--- begin EXTRACTED INFORMATION ---

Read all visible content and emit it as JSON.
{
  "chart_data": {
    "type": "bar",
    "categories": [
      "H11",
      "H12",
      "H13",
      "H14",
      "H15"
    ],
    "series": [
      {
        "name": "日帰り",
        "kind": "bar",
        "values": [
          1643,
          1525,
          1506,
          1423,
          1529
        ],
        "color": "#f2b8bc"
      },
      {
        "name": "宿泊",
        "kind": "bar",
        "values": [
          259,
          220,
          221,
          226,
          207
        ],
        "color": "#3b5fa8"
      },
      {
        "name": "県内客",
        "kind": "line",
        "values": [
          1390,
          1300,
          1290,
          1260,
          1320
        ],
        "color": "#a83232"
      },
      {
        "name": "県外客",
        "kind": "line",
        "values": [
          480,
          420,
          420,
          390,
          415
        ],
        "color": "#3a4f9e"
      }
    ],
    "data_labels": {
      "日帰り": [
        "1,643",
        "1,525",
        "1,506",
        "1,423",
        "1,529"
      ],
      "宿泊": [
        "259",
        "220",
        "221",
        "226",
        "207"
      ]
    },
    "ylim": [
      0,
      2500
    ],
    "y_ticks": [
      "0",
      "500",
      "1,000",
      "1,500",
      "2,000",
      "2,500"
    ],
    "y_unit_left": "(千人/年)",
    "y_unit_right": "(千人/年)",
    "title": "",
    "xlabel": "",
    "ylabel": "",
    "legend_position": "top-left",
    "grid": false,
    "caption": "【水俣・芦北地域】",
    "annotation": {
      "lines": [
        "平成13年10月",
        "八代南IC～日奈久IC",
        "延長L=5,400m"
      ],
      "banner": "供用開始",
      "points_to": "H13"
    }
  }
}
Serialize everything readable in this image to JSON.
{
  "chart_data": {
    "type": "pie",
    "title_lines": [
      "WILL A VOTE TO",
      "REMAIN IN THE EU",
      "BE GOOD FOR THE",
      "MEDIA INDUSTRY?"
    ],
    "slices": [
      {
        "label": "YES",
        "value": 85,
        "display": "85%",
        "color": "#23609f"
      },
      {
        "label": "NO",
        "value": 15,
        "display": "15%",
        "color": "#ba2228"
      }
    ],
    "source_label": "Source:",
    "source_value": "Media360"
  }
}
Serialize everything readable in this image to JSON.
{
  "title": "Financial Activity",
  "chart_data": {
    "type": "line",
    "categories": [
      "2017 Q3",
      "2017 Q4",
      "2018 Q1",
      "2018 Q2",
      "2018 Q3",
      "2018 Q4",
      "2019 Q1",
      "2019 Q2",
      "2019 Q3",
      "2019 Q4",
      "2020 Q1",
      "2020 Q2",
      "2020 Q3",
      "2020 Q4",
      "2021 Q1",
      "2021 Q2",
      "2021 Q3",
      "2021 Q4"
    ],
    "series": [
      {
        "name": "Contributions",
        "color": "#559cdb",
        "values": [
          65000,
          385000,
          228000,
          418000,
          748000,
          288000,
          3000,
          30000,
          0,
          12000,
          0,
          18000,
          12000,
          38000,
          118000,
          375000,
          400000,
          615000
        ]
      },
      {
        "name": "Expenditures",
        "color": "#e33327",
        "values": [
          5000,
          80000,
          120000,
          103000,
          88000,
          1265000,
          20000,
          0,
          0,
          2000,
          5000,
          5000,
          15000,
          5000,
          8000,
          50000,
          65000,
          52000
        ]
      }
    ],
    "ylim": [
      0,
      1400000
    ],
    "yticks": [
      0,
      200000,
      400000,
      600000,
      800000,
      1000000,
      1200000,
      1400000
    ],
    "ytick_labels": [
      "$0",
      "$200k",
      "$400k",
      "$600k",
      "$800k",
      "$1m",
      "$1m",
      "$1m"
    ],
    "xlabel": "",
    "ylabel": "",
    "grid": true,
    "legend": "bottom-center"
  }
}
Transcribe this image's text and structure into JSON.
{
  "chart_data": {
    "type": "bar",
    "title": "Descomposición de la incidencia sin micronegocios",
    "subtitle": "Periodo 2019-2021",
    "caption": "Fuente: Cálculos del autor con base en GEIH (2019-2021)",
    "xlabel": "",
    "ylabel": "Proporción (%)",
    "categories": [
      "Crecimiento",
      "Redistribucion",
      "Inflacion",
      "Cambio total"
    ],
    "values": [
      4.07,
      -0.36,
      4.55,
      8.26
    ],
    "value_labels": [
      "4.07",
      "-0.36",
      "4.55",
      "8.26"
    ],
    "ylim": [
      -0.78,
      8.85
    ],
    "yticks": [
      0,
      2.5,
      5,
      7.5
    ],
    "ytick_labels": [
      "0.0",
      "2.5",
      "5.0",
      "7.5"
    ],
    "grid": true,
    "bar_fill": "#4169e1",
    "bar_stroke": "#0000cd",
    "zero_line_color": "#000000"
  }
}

--- end EXTRACTED INFORMATION ---

__DESCRIPTION OF THE TASK__
Go through the material above line by line and copy it exactly.

__THE ANSWER__
Read all visible content and emit it as JSON.
{
  "chart_data": {
    "type": "bar",
    "categories": [
      "H11",
      "H12",
      "H13",
      "H14",
      "H15"
    ],
    "series": [
      {
        "name": "日帰り",
        "kind": "bar",
        "values": [
          1643,
          1525,
          1506,
          1423,
          1529
        ],
        "color": "#f2b8bc"
      },
      {
        "name": "宿泊",
        "kind": "bar",
        "values": [
          259,
          220,
          221,
          226,
          207
        ],
        "color": "#3b5fa8"
      },
      {
        "name": "県内客",
        "kind": "line",
        "values": [
          1390,
          1300,
          1290,
          1260,
          1320
        ],
        "color": "#a83232"
      },
      {
        "name": "県外客",
        "kind": "line",
        "values": [
          480,
          420,
          420,
          390,
          415
        ],
        "color": "#3a4f9e"
      }
    ],
    "data_labels": {
      "日帰り": [
        "1,643",
        "1,525",
        "1,506",
        "1,423",
        "1,529"
      ],
      "宿泊": [
        "259",
        "220",
        "221",
        "226",
        "207"
      ]
    },
    "ylim": [
      0,
      2500
    ],
    "y_ticks": [
      "0",
      "500",
      "1,000",
      "1,500",
      "2,000",
      "2,500"
    ],
    "y_unit_left": "(千人/年)",
    "y_unit_right": "(千人/年)",
    "title": "",
    "xlabel": "",
    "ylabel": "",
    "legend_position": "top-left",
    "grid": false,
    "caption": "【水俣・芦北地域】",
    "annotation": {
      "lines": [
        "平成13年10月",
        "八代南IC～日奈久IC",
        "延長L=5,400m"
      ],
      "banner": "供用開始",
      "points_to": "H13"
    }
  }
}
Serialize everything readable in this image to JSON.
{
  "chart_data": {
    "type": "pie",
    "title_lines": [
      "WILL A VOTE TO",
      "REMAIN IN THE EU",
      "BE GOOD FOR THE",
      "MEDIA INDUSTRY?"
    ],
    "slices": [
      {
        "label": "YES",
        "value": 85,
        "display": "85%",
        "color": "#23609f"
      },
      {
        "label": "NO",
        "value": 15,
        "display": "15%",
        "color": "#ba2228"
      }
    ],
    "source_label": "Source:",
    "source_value": "Media360"
  }
}
Serialize everything readable in this image to JSON.
{
  "title": "Financial Activity",
  "chart_data": {
    "type": "line",
    "categories": [
      "2017 Q3",
      "2017 Q4",
      "2018 Q1",
      "2018 Q2",
      "2018 Q3",
      "2018 Q4",
      "2019 Q1",
      "2019 Q2",
      "2019 Q3",
      "2019 Q4",
      "2020 Q1",
      "2020 Q2",
      "2020 Q3",
      "2020 Q4",
      "2021 Q1",
      "2021 Q2",
      "2021 Q3",
      "2021 Q4"
    ],
    "series": [
      {
        "name": "Contributions",
        "color": "#559cdb",
        "values": [
          65000,
          385000,
          228000,
          418000,
          748000,
          288000,
          3000,
          30000,
          0,
          12000,
          0,
          18000,
          12000,
          38000,
          118000,
          375000,
          400000,
          615000
        ]
      },
      {
        "name": "Expenditures",
        "color": "#e33327",
        "values": [
          5000,
          80000,
          120000,
          103000,
          88000,
          1265000,
          20000,
          0,
          0,
          2000,
          5000,
          5000,
          15000,
          5000,
          8000,
          50000,
          65000,
          52000
        ]
      }
    ],
    "ylim": [
      0,
      1400000
    ],
    "yticks": [
      0,
      200000,
      400000,
      600000,
      800000,
      1000000,
      1200000,
      1400000
    ],
    "ytick_labels": [
      "$0",
      "$200k",
      "$400k",
      "$600k",
      "$800k",
      "$1m",
      "$1m",
      "$1m"
    ],
    "xlabel": "",
    "ylabel": "",
    "grid": true,
    "legend": "bottom-center"
  }
}
Transcribe this image's text and structure into JSON.
{
  "chart_data": {
    "type": "bar",
    "title": "Descomposición de la incidencia sin micronegocios",
    "subtitle": "Periodo 2019-2021",
    "caption": "Fuente: Cálculos del autor con base en GEIH (2019-2021)",
    "xlabel": "",
    "ylabel": "Proporción (%)",
    "categories": [
      "Crecimiento",
      "Redistribucion",
      "Inflacion",
      "Cambio total"
    ],
    "values": [
      4.07,
      -0.36,
      4.55,
      8.26
    ],
    "value_labels": [
      "4.07",
      "-0.36",
      "4.55",
      "8.26"
    ],
    "ylim": [
      -0.78,
      8.85
    ],
    "yticks": [
      0,
      2.5,
      5,
      7.5
    ],
    "ytick_labels": [
      "0.0",
      "2.5",
      "5.0",
      "7.5"
    ],
    "grid": true,
    "bar_fill": "#4169e1",
    "bar_stroke": "#0000cd",
    "zero_line_color": "#000000"
  }
}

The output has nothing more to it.